§ **EXERCISE**: Answer with one number: how many lines have "Will".

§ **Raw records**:
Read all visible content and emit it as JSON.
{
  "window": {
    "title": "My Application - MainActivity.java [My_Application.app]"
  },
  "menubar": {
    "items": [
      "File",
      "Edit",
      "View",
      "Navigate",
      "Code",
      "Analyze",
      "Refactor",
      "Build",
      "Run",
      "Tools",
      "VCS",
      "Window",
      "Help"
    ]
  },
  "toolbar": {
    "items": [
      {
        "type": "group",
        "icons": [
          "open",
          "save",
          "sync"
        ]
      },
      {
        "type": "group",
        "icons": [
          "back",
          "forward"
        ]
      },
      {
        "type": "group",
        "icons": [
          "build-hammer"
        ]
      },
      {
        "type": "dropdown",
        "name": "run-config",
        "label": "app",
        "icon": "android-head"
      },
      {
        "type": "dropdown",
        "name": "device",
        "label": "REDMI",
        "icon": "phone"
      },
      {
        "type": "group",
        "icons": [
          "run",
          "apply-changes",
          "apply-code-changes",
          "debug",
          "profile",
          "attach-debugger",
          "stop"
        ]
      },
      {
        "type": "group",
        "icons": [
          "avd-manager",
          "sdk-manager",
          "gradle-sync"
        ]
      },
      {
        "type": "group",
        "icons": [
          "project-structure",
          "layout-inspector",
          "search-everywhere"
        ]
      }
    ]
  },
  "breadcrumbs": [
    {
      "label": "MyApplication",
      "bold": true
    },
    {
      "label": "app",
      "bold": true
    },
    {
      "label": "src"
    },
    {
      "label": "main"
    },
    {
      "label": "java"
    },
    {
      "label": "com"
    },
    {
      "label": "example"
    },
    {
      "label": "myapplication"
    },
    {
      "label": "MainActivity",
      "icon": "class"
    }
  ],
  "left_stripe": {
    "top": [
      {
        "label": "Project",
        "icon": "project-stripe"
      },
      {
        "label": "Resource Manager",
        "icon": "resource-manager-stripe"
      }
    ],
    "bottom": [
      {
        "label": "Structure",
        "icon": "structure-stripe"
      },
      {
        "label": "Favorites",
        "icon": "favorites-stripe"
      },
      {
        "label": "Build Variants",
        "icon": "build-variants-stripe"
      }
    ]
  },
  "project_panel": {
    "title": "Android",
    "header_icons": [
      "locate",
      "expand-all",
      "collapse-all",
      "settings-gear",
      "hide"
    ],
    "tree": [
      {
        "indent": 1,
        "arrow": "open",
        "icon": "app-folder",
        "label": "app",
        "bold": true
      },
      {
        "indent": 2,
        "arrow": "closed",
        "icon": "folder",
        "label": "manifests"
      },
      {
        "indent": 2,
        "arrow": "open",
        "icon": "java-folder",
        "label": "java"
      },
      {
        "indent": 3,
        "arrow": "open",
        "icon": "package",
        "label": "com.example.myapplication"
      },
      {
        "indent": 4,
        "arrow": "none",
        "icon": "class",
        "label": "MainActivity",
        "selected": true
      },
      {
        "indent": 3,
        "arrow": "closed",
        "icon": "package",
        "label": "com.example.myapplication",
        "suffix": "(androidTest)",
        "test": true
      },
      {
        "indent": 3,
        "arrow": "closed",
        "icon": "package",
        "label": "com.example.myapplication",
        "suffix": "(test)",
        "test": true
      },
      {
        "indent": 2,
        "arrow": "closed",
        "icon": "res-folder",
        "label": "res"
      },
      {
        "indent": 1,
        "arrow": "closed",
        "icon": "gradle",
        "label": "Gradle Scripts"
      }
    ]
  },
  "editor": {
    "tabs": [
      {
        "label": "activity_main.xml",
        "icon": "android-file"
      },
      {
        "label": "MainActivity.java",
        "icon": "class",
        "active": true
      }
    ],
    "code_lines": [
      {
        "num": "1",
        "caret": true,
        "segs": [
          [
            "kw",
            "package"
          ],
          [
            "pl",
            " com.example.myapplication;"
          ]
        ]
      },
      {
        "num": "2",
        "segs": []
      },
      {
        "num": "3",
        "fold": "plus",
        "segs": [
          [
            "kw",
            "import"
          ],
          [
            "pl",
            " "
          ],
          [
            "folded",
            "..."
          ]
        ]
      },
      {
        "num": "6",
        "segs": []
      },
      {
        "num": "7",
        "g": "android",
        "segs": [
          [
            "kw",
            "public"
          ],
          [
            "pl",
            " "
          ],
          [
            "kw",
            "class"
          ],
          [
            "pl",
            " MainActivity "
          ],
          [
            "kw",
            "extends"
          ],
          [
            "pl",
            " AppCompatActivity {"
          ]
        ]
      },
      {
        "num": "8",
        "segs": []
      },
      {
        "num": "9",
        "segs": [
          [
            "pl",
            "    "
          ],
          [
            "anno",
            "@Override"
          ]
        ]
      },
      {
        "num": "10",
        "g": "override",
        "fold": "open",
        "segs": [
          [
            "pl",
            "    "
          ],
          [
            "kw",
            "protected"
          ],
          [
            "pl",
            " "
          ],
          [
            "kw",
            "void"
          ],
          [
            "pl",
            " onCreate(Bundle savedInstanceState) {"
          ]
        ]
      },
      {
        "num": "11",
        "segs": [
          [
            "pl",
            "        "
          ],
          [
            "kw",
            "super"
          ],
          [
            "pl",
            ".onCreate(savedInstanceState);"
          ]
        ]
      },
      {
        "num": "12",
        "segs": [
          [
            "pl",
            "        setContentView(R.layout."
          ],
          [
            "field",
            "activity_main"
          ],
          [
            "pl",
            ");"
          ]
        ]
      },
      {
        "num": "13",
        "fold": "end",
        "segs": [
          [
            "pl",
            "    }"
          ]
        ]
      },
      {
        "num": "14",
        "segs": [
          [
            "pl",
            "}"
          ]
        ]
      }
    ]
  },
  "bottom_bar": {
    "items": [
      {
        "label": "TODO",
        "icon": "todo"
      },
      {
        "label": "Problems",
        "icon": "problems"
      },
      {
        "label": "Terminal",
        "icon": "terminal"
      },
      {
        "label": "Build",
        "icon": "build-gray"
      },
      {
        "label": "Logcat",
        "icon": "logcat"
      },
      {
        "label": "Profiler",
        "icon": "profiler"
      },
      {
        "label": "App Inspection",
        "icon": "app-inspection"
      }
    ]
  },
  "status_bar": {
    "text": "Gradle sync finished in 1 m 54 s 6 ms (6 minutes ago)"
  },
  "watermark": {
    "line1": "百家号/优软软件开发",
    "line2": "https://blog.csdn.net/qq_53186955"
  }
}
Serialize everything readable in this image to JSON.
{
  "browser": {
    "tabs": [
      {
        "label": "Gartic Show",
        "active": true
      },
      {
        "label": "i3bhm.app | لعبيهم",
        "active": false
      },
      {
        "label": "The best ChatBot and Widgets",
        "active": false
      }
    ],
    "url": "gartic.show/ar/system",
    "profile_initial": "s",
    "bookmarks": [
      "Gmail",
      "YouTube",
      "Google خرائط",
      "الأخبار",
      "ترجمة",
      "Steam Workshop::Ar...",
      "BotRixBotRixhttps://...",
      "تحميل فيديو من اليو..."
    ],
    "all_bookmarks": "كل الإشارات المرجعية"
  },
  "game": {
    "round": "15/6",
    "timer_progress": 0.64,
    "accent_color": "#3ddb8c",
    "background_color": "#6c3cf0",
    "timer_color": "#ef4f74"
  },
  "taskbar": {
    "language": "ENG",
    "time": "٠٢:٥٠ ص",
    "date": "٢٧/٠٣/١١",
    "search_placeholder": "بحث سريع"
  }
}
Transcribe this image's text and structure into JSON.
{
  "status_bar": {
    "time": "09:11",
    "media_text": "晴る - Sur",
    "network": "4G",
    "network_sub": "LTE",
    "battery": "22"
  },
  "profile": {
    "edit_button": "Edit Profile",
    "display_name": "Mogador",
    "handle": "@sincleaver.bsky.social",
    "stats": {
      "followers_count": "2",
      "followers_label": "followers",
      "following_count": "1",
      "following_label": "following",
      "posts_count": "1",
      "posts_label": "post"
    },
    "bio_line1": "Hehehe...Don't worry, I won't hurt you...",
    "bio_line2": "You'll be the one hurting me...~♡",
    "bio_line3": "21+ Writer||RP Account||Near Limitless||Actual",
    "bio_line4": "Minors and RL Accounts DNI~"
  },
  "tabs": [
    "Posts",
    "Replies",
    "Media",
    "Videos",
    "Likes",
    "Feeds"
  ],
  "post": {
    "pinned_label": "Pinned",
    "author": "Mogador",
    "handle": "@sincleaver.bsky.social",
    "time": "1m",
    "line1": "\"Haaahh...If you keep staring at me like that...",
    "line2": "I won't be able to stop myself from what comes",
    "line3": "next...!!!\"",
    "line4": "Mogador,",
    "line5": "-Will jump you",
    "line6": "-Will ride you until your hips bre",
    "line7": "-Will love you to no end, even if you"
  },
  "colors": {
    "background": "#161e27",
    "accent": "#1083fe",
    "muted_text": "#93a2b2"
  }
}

§ **THE SOLUTION**: 3